### Records for the task
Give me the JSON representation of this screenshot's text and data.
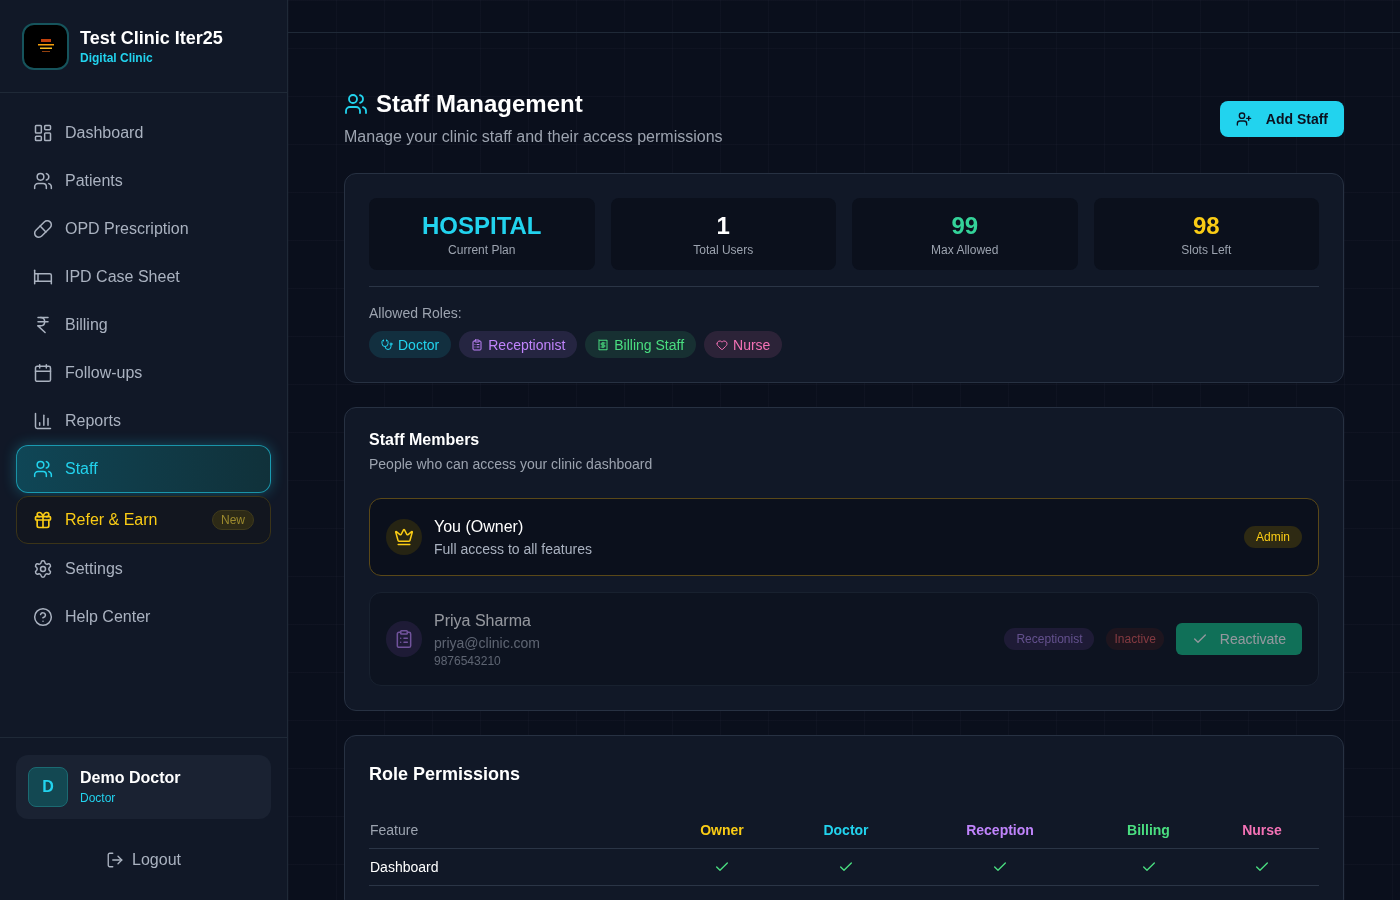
{
  "sidebar": {
    "clinic": {
      "name": "Test Clinic Iter25",
      "subtitle": "Digital Clinic"
    },
    "nav": [
      {
        "label": "Dashboard",
        "kind": "link",
        "selected": false
      },
      {
        "label": "Patients",
        "kind": "link",
        "selected": false
      },
      {
        "label": "OPD Prescription",
        "kind": "link",
        "selected": false
      },
      {
        "label": "IPD Case Sheet",
        "kind": "link",
        "selected": false
      },
      {
        "label": "Billing",
        "kind": "link",
        "selected": false
      },
      {
        "label": "Follow-ups",
        "kind": "link",
        "selected": false
      },
      {
        "label": "Reports",
        "kind": "link",
        "selected": false
      },
      {
        "label": "Staff",
        "kind": "link",
        "selected": true
      },
      {
        "label": "Refer & Earn",
        "kind": "promo",
        "selected": false,
        "badge": "New"
      },
      {
        "label": "Settings",
        "kind": "link",
        "selected": false
      },
      {
        "label": "Help Center",
        "kind": "link",
        "selected": false
      }
    ],
    "user": {
      "initial": "D",
      "name": "Demo Doctor",
      "role": "Doctor"
    },
    "logout": "Logout"
  },
  "header": {
    "title": "Staff Management",
    "subtitle": "Manage your clinic staff and their access permissions",
    "add_button": "Add Staff"
  },
  "plan": {
    "stats": [
      {
        "value": "HOSPITAL",
        "label": "Current Plan",
        "color": "#22d3ee"
      },
      {
        "value": "1",
        "label": "Total Users",
        "color": "#ffffff"
      },
      {
        "value": "99",
        "label": "Max Allowed",
        "color": "#34d399"
      },
      {
        "value": "98",
        "label": "Slots Left",
        "color": "#facc15"
      }
    ],
    "allowed_roles_label": "Allowed Roles:",
    "roles": [
      {
        "label": "Doctor",
        "color": "#22d3ee"
      },
      {
        "label": "Receptionist",
        "color": "#c084fc"
      },
      {
        "label": "Billing Staff",
        "color": "#4ade80"
      },
      {
        "label": "Nurse",
        "color": "#f472b6"
      }
    ]
  },
  "staff_members": {
    "title": "Staff Members",
    "subtitle": "People who can access your clinic dashboard",
    "members": [
      {
        "kind": "owner",
        "name": "You (Owner)",
        "detail": "Full access to all features",
        "badge": "Admin"
      },
      {
        "kind": "staff",
        "name": "Priya Sharma",
        "email": "priya@clinic.com",
        "phone": "9876543210",
        "role": "Receptionist",
        "status": "Inactive",
        "active": false,
        "action": "Reactivate"
      }
    ]
  },
  "permissions": {
    "title": "Role Permissions",
    "columns": [
      {
        "label": "Feature"
      },
      {
        "label": "Owner",
        "color": "#facc15"
      },
      {
        "label": "Doctor",
        "color": "#22d3ee"
      },
      {
        "label": "Reception",
        "color": "#c084fc"
      },
      {
        "label": "Billing",
        "color": "#4ade80"
      },
      {
        "label": "Nurse",
        "color": "#f472b6"
      }
    ],
    "rows": [
      {
        "feature": "Dashboard",
        "cells": [
          {
            "allowed": true
          },
          {
            "allowed": true
          },
          {
            "allowed": true
          },
          {
            "allowed": true
          },
          {
            "allowed": true
          }
        ]
      }
    ]
  }
}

### Task to carry out
Each line carrying the string "value" should be copied out from the entries.

### Exercise answer
        "value": "HOSPITAL",
        "value": "1",
        "value": "99",
        "value": "98",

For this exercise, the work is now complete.